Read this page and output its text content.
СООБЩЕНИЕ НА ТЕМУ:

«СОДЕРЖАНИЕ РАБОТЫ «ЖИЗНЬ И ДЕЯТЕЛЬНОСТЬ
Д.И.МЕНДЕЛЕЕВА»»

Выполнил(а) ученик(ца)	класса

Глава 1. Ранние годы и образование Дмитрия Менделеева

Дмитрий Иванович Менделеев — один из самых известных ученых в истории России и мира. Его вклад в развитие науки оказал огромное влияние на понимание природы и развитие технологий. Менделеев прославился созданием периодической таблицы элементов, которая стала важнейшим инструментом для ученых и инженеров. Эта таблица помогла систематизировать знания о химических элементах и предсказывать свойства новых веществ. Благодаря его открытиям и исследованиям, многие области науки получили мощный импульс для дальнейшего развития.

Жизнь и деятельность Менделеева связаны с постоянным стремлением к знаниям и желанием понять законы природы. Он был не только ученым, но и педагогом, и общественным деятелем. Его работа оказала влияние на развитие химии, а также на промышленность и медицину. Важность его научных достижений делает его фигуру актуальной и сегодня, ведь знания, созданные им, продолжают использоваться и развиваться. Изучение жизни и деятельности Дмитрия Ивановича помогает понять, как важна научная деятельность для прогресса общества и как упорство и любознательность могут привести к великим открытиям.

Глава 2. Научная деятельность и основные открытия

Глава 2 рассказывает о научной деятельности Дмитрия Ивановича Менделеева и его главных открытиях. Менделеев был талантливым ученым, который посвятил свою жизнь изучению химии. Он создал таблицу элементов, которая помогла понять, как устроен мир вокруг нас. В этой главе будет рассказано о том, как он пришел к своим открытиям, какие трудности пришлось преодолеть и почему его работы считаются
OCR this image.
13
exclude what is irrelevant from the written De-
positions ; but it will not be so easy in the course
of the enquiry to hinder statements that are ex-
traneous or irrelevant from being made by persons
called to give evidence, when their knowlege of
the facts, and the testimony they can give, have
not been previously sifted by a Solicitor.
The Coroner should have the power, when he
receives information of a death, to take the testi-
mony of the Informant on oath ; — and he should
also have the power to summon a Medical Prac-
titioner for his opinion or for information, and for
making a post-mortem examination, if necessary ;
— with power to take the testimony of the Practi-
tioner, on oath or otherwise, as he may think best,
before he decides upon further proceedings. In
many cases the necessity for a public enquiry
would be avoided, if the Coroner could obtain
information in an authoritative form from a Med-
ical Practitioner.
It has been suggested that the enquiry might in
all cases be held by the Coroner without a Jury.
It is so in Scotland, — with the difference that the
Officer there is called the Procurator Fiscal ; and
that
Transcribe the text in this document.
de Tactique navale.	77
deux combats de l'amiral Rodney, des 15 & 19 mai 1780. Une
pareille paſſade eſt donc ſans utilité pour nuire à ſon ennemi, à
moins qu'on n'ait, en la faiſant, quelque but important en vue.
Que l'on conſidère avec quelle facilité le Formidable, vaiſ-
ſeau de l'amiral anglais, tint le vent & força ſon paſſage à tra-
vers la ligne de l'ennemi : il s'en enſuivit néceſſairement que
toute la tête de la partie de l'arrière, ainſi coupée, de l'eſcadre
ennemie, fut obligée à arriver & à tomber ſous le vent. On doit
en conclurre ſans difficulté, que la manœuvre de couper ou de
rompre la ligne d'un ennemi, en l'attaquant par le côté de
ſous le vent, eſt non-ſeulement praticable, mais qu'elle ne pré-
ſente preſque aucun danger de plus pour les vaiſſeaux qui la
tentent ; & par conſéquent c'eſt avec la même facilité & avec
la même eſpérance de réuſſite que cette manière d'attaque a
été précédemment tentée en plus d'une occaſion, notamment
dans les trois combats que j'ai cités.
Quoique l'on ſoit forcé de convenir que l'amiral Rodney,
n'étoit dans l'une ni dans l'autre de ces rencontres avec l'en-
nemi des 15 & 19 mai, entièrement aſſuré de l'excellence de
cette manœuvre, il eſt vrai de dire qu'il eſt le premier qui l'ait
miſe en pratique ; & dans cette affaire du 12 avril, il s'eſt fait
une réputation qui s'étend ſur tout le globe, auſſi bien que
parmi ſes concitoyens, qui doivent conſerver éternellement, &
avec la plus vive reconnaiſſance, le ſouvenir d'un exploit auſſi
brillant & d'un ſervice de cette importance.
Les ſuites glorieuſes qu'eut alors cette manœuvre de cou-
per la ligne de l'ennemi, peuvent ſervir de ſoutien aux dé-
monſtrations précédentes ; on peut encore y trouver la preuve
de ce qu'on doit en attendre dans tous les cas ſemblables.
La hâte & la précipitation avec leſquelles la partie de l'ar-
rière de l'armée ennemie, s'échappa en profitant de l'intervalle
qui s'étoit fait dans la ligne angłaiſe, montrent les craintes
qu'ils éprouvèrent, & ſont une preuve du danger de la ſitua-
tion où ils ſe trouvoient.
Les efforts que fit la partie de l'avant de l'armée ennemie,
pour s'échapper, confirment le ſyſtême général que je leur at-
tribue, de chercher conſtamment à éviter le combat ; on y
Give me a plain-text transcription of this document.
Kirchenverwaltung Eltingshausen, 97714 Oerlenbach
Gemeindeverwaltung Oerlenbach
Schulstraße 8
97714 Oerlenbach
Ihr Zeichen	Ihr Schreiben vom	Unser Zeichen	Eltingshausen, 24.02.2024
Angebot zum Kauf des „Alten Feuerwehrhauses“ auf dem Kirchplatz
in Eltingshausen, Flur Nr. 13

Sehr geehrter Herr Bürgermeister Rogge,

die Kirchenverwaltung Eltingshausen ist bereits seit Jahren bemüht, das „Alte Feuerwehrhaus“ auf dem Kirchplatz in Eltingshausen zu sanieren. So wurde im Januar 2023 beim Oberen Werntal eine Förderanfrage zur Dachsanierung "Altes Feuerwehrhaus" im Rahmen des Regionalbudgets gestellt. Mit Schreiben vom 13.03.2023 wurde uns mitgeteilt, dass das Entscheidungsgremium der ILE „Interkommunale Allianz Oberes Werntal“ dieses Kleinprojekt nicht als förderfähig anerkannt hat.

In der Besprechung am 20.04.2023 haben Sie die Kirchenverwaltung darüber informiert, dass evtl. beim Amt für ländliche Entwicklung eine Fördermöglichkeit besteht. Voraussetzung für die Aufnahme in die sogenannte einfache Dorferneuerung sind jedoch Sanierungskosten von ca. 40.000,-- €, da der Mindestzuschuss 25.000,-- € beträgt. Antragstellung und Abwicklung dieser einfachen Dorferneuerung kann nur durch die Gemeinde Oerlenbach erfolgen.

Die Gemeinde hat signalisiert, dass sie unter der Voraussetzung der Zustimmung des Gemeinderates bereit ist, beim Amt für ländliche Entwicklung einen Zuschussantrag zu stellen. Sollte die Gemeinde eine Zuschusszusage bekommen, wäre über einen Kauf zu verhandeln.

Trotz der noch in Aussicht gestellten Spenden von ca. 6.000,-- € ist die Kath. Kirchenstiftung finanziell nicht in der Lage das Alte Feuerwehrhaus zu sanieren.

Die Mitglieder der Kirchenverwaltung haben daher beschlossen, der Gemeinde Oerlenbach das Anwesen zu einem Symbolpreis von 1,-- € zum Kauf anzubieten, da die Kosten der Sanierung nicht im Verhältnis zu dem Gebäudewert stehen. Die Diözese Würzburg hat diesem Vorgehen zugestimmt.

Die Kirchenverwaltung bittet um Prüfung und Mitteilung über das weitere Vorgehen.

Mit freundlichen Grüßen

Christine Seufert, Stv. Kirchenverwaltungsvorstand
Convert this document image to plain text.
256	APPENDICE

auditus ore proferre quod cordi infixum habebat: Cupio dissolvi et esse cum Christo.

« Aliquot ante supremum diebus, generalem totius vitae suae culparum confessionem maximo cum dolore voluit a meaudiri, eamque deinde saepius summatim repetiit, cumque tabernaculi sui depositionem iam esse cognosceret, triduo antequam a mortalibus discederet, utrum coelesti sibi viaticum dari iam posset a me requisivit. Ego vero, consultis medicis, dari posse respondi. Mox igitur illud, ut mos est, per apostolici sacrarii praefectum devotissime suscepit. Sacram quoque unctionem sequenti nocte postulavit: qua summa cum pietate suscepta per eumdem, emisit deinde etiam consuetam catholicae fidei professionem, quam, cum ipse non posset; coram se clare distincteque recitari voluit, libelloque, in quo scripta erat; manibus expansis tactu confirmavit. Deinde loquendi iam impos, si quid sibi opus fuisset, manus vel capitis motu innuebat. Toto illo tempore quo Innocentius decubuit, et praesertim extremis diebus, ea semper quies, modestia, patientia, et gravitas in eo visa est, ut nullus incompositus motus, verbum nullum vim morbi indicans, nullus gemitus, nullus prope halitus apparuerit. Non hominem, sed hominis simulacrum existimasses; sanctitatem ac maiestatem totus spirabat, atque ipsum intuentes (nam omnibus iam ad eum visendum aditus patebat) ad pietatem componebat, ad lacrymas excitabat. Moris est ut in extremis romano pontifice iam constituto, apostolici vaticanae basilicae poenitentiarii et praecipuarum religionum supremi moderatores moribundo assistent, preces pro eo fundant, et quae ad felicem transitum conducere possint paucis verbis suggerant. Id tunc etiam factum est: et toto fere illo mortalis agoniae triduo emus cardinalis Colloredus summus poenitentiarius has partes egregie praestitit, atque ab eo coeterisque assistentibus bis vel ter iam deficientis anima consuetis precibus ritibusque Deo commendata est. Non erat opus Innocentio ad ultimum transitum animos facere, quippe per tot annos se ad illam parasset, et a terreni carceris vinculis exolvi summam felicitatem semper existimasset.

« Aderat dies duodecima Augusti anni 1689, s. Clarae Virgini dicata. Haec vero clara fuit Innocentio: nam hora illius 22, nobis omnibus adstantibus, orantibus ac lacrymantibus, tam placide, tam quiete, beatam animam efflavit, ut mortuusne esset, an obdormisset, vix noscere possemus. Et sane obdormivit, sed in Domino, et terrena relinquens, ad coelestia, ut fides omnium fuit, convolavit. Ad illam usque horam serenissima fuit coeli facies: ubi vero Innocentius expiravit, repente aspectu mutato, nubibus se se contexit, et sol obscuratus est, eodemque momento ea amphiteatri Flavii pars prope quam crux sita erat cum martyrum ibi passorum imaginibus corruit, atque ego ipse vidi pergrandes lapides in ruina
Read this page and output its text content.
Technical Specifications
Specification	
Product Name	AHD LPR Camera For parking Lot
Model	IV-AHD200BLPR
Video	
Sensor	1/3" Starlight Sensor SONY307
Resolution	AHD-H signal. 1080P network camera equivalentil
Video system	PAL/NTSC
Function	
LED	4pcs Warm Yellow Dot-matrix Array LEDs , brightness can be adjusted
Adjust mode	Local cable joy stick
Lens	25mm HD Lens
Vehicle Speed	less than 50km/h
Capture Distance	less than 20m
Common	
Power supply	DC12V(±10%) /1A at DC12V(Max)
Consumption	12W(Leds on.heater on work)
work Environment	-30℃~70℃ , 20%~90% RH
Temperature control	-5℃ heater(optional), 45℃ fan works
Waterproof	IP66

====

### Given request
Search the entries for the word "information", then list each line that holds it.

### Written solution
receives information of a death, to take the testi-
titioner for his opinion or for information, and for
information in an authoritative form from a Med-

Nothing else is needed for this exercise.